▸ What the task asks:
Seek out every line containing the word "name", and copy each.

▸ Exercise input:

——————

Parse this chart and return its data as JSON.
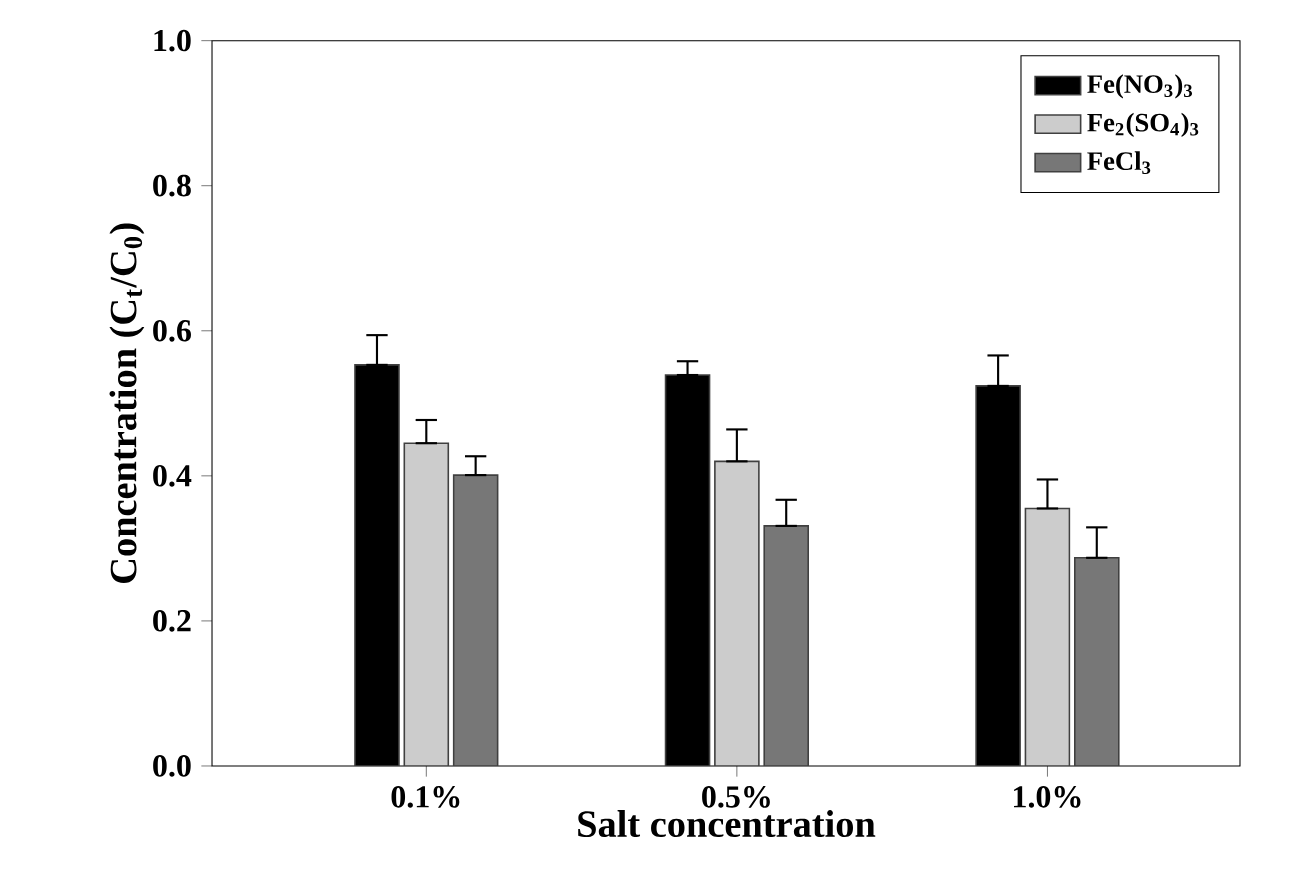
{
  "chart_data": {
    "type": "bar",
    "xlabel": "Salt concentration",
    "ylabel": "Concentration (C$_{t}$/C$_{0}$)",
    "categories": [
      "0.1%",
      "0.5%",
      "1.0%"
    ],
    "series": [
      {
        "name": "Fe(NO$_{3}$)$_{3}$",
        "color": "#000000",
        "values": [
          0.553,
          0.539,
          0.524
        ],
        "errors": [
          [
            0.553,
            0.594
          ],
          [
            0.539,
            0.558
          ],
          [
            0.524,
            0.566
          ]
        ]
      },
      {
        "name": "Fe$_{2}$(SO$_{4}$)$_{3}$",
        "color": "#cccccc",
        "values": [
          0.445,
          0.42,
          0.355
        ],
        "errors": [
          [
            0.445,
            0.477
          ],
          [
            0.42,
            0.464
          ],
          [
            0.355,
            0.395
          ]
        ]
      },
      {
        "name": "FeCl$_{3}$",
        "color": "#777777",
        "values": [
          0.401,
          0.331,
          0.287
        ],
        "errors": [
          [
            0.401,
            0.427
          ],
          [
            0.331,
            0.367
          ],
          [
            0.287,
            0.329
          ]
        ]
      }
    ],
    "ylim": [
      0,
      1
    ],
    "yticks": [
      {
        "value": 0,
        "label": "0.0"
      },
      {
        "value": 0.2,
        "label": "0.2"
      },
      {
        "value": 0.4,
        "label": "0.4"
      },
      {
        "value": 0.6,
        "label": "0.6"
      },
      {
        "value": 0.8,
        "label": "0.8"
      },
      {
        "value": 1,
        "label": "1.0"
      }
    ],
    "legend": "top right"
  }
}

——————

▸ Solution below:
        "name": "Fe(NO$_{3}$)$_{3}$",
        "name": "Fe$_{2}$(SO$_{4}$)$_{3}$",
        "name": "FeCl$_{3}$",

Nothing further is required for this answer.